[Excerpts from a figure dataset]
[start]

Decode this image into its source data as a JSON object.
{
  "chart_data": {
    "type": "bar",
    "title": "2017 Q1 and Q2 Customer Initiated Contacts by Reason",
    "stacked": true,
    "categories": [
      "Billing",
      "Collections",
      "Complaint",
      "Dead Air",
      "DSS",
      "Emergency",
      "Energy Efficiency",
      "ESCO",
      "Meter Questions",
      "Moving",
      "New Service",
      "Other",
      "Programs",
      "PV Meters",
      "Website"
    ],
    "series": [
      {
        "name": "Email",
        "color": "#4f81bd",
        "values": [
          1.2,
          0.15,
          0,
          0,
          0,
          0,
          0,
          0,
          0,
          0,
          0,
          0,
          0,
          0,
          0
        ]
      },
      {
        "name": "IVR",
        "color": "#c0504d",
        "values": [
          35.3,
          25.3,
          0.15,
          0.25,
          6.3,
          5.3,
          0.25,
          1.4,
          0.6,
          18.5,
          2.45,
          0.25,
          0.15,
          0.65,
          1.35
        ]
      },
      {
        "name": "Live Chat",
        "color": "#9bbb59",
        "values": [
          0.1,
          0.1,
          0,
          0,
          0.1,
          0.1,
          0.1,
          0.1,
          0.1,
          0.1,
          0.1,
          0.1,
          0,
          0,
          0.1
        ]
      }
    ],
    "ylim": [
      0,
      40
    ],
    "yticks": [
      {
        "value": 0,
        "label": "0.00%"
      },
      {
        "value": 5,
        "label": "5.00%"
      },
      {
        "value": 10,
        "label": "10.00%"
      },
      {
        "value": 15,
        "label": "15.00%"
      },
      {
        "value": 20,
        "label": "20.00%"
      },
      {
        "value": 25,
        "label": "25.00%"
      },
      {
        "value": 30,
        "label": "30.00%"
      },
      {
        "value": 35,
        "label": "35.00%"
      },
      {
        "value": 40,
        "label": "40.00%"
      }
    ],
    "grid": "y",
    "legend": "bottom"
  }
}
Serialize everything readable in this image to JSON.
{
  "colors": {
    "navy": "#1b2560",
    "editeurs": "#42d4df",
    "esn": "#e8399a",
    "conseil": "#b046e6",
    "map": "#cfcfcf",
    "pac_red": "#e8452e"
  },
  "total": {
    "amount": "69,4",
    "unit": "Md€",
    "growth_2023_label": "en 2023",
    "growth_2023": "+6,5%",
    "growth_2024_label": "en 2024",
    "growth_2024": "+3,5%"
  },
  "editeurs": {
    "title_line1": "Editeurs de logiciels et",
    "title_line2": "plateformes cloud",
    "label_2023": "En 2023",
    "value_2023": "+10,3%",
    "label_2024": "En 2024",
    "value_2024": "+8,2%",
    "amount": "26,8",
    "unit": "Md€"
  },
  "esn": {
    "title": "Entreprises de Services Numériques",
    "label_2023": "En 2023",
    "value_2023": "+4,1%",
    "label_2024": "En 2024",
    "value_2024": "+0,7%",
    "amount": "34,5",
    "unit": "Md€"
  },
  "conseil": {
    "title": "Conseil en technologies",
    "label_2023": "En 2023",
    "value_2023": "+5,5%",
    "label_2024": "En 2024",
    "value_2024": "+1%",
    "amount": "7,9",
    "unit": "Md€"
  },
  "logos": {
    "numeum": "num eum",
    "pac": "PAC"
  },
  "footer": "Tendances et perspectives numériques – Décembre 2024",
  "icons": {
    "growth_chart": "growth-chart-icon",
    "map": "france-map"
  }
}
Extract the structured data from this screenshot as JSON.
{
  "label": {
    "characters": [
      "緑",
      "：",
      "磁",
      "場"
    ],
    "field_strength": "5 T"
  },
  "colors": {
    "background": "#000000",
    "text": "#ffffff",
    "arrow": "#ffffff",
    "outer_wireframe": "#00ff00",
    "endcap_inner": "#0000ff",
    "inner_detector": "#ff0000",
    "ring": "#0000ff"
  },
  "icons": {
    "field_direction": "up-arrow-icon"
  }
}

[end]

# Written request
Copy all of the material word for word.

# Exercise answer
Decode this image into its source data as a JSON object.
{
  "chart_data": {
    "type": "bar",
    "title": "2017 Q1 and Q2 Customer Initiated Contacts by Reason",
    "stacked": true,
    "categories": [
      "Billing",
      "Collections",
      "Complaint",
      "Dead Air",
      "DSS",
      "Emergency",
      "Energy Efficiency",
      "ESCO",
      "Meter Questions",
      "Moving",
      "New Service",
      "Other",
      "Programs",
      "PV Meters",
      "Website"
    ],
    "series": [
      {
        "name": "Email",
        "color": "#4f81bd",
        "values": [
          1.2,
          0.15,
          0,
          0,
          0,
          0,
          0,
          0,
          0,
          0,
          0,
          0,
          0,
          0,
          0
        ]
      },
      {
        "name": "IVR",
        "color": "#c0504d",
        "values": [
          35.3,
          25.3,
          0.15,
          0.25,
          6.3,
          5.3,
          0.25,
          1.4,
          0.6,
          18.5,
          2.45,
          0.25,
          0.15,
          0.65,
          1.35
        ]
      },
      {
        "name": "Live Chat",
        "color": "#9bbb59",
        "values": [
          0.1,
          0.1,
          0,
          0,
          0.1,
          0.1,
          0.1,
          0.1,
          0.1,
          0.1,
          0.1,
          0.1,
          0,
          0,
          0.1
        ]
      }
    ],
    "ylim": [
      0,
      40
    ],
    "yticks": [
      {
        "value": 0,
        "label": "0.00%"
      },
      {
        "value": 5,
        "label": "5.00%"
      },
      {
        "value": 10,
        "label": "10.00%"
      },
      {
        "value": 15,
        "label": "15.00%"
      },
      {
        "value": 20,
        "label": "20.00%"
      },
      {
        "value": 25,
        "label": "25.00%"
      },
      {
        "value": 30,
        "label": "30.00%"
      },
      {
        "value": 35,
        "label": "35.00%"
      },
      {
        "value": 40,
        "label": "40.00%"
      }
    ],
    "grid": "y",
    "legend": "bottom"
  }
}
Serialize everything readable in this image to JSON.
{
  "colors": {
    "navy": "#1b2560",
    "editeurs": "#42d4df",
    "esn": "#e8399a",
    "conseil": "#b046e6",
    "map": "#cfcfcf",
    "pac_red": "#e8452e"
  },
  "total": {
    "amount": "69,4",
    "unit": "Md€",
    "growth_2023_label": "en 2023",
    "growth_2023": "+6,5%",
    "growth_2024_label": "en 2024",
    "growth_2024": "+3,5%"
  },
  "editeurs": {
    "title_line1": "Editeurs de logiciels et",
    "title_line2": "plateformes cloud",
    "label_2023": "En 2023",
    "value_2023": "+10,3%",
    "label_2024": "En 2024",
    "value_2024": "+8,2%",
    "amount": "26,8",
    "unit": "Md€"
  },
  "esn": {
    "title": "Entreprises de Services Numériques",
    "label_2023": "En 2023",
    "value_2023": "+4,1%",
    "label_2024": "En 2024",
    "value_2024": "+0,7%",
    "amount": "34,5",
    "unit": "Md€"
  },
  "conseil": {
    "title": "Conseil en technologies",
    "label_2023": "En 2023",
    "value_2023": "+5,5%",
    "label_2024": "En 2024",
    "value_2024": "+1%",
    "amount": "7,9",
    "unit": "Md€"
  },
  "logos": {
    "numeum": "num eum",
    "pac": "PAC"
  },
  "footer": "Tendances et perspectives numériques – Décembre 2024",
  "icons": {
    "growth_chart": "growth-chart-icon",
    "map": "france-map"
  }
}
Extract the structured data from this screenshot as JSON.
{
  "label": {
    "characters": [
      "緑",
      "：",
      "磁",
      "場"
    ],
    "field_strength": "5 T"
  },
  "colors": {
    "background": "#000000",
    "text": "#ffffff",
    "arrow": "#ffffff",
    "outer_wireframe": "#00ff00",
    "endcap_inner": "#0000ff",
    "inner_detector": "#ff0000",
    "ring": "#0000ff"
  },
  "icons": {
    "field_direction": "up-arrow-icon"
  }
}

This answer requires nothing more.